==== DATASET RECORDS ====

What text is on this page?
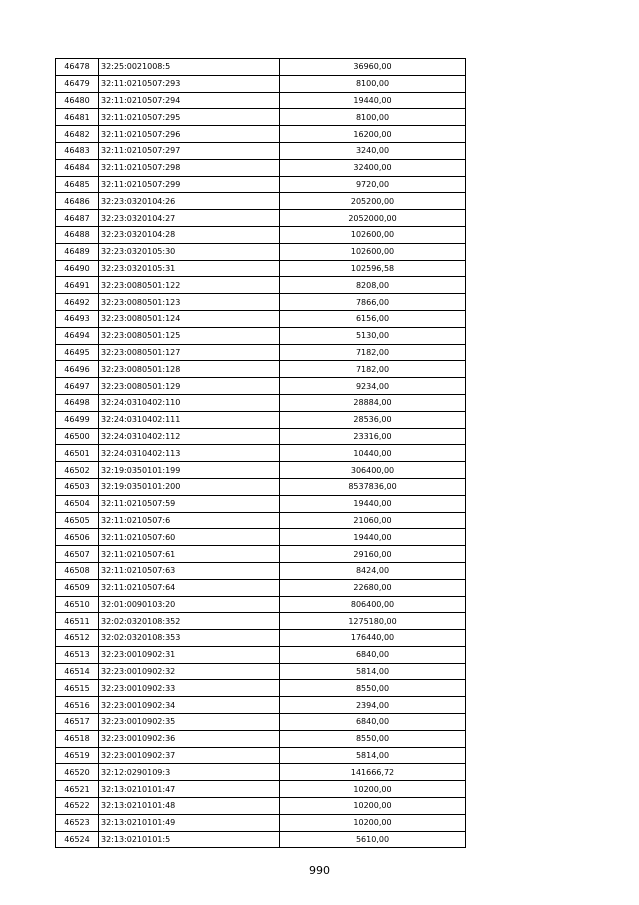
46478	32:25:0021008:5	36960,00
46479	32:11:0210507:293	8100,00
46480	32:11:0210507:294	19440,00
46481	32:11:0210507:295	8100,00
46482	32:11:0210507:296	16200,00
46483	32:11:0210507:297	3240,00
46484	32:11:0210507:298	32400,00
46485	32:11:0210507:299	9720,00
46486	32:23:0320104:26	205200,00
46487	32:23:0320104:27	2052000,00
46488	32:23:0320104:28	102600,00
46489	32:23:0320105:30	102600,00
46490	32:23:0320105:31	102596,58
46491	32:23:0080501:122	8208,00
46492	32:23:0080501:123	7866,00
46493	32:23:0080501:124	6156,00
46494	32:23:0080501:125	5130,00
46495	32:23:0080501:127	7182,00
46496	32:23:0080501:128	7182,00
46497	32:23:0080501:129	9234,00
46498	32:24:0310402:110	28884,00
46499	32:24:0310402:111	28536,00
46500	32:24:0310402:112	23316,00
46501	32:24:0310402:113	10440,00
46502	32:19:0350101:199	306400,00
46503	32:19:0350101:200	8537836,00
46504	32:11:0210507:59	19440,00
46505	32:11:0210507:6	21060,00
46506	32:11:0210507:60	19440,00
46507	32:11:0210507:61	29160,00
46508	32:11:0210507:63	8424,00
46509	32:11:0210507:64	22680,00
46510	32:01:0090103:20	806400,00
46511	32:02:0320108:352	1275180,00
46512	32:02:0320108:353	176440,00
46513	32:23:0010902:31	6840,00
46514	32:23:0010902:32	5814,00
46515	32:23:0010902:33	8550,00
46516	32:23:0010902:34	2394,00
46517	32:23:0010902:35	6840,00
46518	32:23:0010902:36	8550,00
46519	32:23:0010902:37	5814,00
46520	32:12:0290109:3	141666,72
46521	32:13:0210101:47	10200,00
46522	32:13:0210101:48	10200,00
46523	32:13:0210101:49	10200,00
46524	32:13:0210101:5	5610,00
990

====

WHAT TO PRODUCE
Write out every entry again word for word, without any of the pictures.

WRITTEN SOLUTION
What text is on this page?
46478	32:25:0021008:5	36960,00
46479	32:11:0210507:293	8100,00
46480	32:11:0210507:294	19440,00
46481	32:11:0210507:295	8100,00
46482	32:11:0210507:296	16200,00
46483	32:11:0210507:297	3240,00
46484	32:11:0210507:298	32400,00
46485	32:11:0210507:299	9720,00
46486	32:23:0320104:26	205200,00
46487	32:23:0320104:27	2052000,00
46488	32:23:0320104:28	102600,00
46489	32:23:0320105:30	102600,00
46490	32:23:0320105:31	102596,58
46491	32:23:0080501:122	8208,00
46492	32:23:0080501:123	7866,00
46493	32:23:0080501:124	6156,00
46494	32:23:0080501:125	5130,00
46495	32:23:0080501:127	7182,00
46496	32:23:0080501:128	7182,00
46497	32:23:0080501:129	9234,00
46498	32:24:0310402:110	28884,00
46499	32:24:0310402:111	28536,00
46500	32:24:0310402:112	23316,00
46501	32:24:0310402:113	10440,00
46502	32:19:0350101:199	306400,00
46503	32:19:0350101:200	8537836,00
46504	32:11:0210507:59	19440,00
46505	32:11:0210507:6	21060,00
46506	32:11:0210507:60	19440,00
46507	32:11:0210507:61	29160,00
46508	32:11:0210507:63	8424,00
46509	32:11:0210507:64	22680,00
46510	32:01:0090103:20	806400,00
46511	32:02:0320108:352	1275180,00
46512	32:02:0320108:353	176440,00
46513	32:23:0010902:31	6840,00
46514	32:23:0010902:32	5814,00
46515	32:23:0010902:33	8550,00
46516	32:23:0010902:34	2394,00
46517	32:23:0010902:35	6840,00
46518	32:23:0010902:36	8550,00
46519	32:23:0010902:37	5814,00
46520	32:12:0290109:3	141666,72
46521	32:13:0210101:47	10200,00
46522	32:13:0210101:48	10200,00
46523	32:13:0210101:49	10200,00
46524	32:13:0210101:5	5610,00
990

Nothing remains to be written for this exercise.